Brief - From the listing below, pull each line that includes "icon".

Data records
'''

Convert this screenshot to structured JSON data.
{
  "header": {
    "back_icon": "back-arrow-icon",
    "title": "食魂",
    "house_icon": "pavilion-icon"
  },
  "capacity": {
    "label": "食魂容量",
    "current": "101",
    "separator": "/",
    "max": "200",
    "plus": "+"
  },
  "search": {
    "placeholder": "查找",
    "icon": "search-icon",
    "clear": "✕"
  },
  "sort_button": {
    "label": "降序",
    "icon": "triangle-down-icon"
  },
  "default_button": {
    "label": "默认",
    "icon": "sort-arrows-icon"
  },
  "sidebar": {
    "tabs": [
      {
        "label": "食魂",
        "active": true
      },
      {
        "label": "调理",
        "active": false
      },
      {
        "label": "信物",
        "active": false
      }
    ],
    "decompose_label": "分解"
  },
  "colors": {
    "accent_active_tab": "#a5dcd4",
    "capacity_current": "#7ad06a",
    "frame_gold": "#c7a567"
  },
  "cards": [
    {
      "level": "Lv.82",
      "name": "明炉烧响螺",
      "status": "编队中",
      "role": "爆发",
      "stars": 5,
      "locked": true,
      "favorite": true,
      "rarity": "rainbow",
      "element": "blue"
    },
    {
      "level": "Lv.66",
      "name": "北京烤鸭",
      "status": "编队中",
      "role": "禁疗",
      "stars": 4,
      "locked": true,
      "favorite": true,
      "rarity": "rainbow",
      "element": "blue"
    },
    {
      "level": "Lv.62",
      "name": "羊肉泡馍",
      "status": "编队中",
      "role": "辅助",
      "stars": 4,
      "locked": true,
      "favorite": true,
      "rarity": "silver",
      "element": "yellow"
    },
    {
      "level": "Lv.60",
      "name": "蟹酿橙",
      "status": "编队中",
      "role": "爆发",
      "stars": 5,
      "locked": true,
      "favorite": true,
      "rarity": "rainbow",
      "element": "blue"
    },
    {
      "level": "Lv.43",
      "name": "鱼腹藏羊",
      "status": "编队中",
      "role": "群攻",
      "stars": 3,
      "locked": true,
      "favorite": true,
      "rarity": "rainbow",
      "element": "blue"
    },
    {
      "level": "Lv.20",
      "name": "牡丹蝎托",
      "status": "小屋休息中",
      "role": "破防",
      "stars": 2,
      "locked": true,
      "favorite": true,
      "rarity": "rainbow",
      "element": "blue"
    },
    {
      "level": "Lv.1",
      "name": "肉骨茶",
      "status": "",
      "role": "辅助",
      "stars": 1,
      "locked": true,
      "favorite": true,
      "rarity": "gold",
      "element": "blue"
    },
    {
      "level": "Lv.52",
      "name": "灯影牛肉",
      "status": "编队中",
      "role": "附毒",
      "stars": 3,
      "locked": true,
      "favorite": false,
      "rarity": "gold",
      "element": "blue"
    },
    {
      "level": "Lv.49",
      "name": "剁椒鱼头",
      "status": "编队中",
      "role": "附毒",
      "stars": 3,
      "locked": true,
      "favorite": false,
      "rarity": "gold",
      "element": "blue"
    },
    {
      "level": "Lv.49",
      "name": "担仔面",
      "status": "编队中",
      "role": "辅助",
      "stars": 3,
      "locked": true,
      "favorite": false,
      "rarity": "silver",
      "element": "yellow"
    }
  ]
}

'''

Solution to this task -
    "back_icon": "back-arrow-icon",
    "house_icon": "pavilion-icon"
    "icon": "search-icon",
    "icon": "triangle-down-icon"
    "icon": "sort-arrows-icon"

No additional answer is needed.